# Exercise prompt:
Copy each line of the data below exactly, leaving out pictures.

# Data for this task:
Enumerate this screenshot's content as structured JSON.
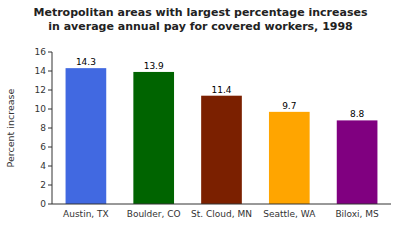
{
  "chart_data": {
    "type": "bar",
    "title": "Metropolitan areas with largest percentage increases\nin average annual pay for covered workers, 1998",
    "ylabel": "Percent increase",
    "categories": [
      "Austin, TX",
      "Boulder, CO",
      "St. Cloud, MN",
      "Seattle, WA",
      "Biloxi, MS"
    ],
    "values": [
      14.3,
      13.9,
      11.4,
      9.7,
      8.8
    ],
    "colors": [
      "#4169E1",
      "#006400",
      "#7B2000",
      "#FFA500",
      "#800080"
    ],
    "ylim": [
      0,
      16
    ],
    "yticks": [
      0,
      2,
      4,
      6,
      8,
      10,
      12,
      14,
      16
    ],
    "grid": false,
    "data_labels": true
  }
}
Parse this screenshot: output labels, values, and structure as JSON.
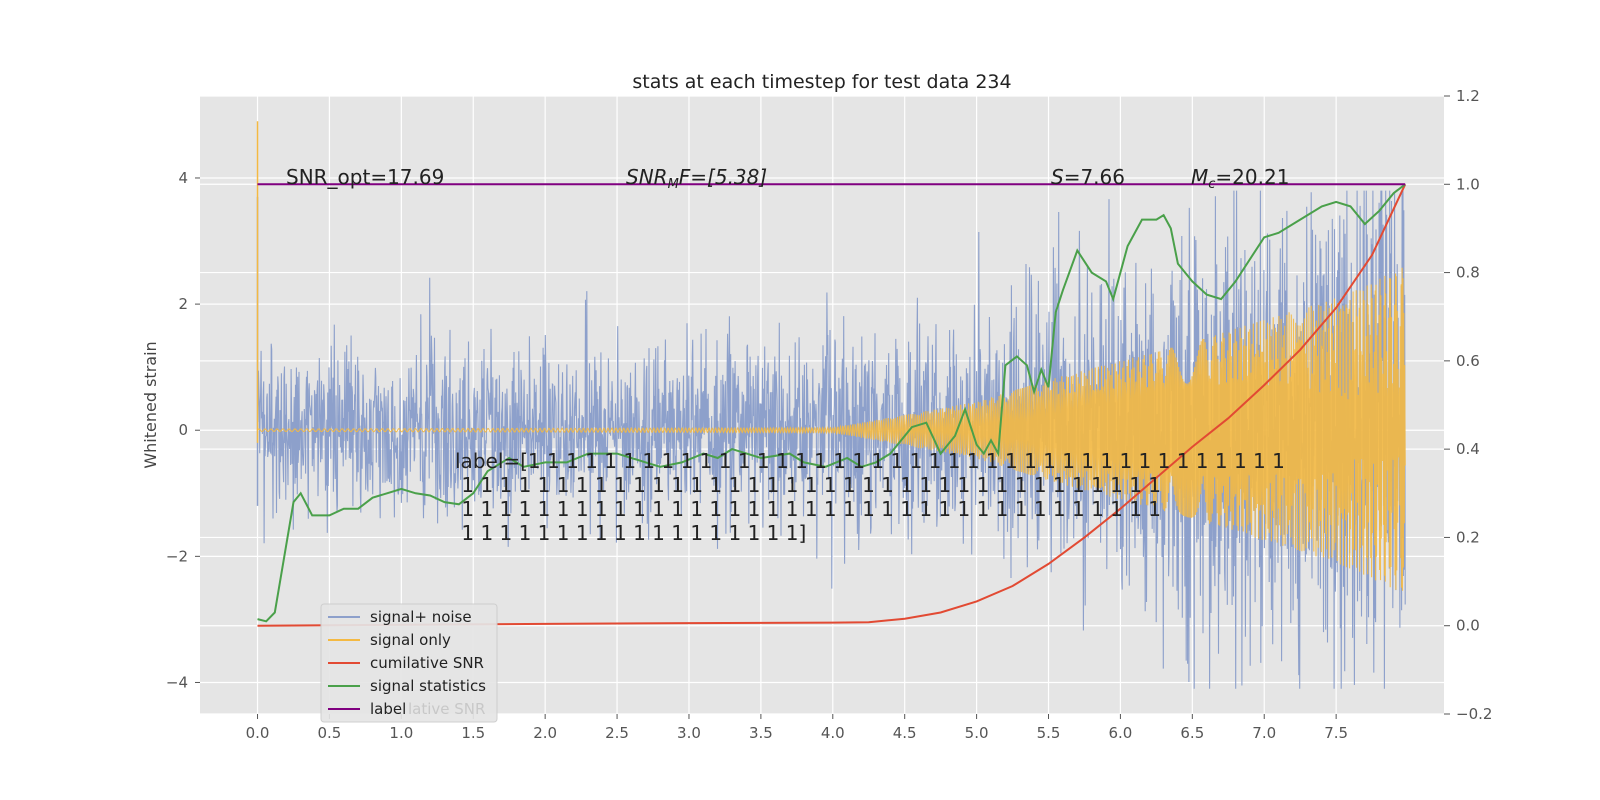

# The completed task:
Enumerate this screenshot's content as structured JSON.
{
  "chart_data": {
    "type": "bar",
    "title": "Metropolitan areas with largest percentage increases\nin average annual pay for covered workers, 1998",
    "ylabel": "Percent increase",
    "categories": [
      "Austin, TX",
      "Boulder, CO",
      "St. Cloud, MN",
      "Seattle, WA",
      "Biloxi, MS"
    ],
    "values": [
      14.3,
      13.9,
      11.4,
      9.7,
      8.8
    ],
    "colors": [
      "#4169E1",
      "#006400",
      "#7B2000",
      "#FFA500",
      "#800080"
    ],
    "ylim": [
      0,
      16
    ],
    "yticks": [
      0,
      2,
      4,
      6,
      8,
      10,
      12,
      14,
      16
    ],
    "grid": false,
    "data_labels": true
  }
}
Parse this screenshot: output labels, values, and structure as JSON.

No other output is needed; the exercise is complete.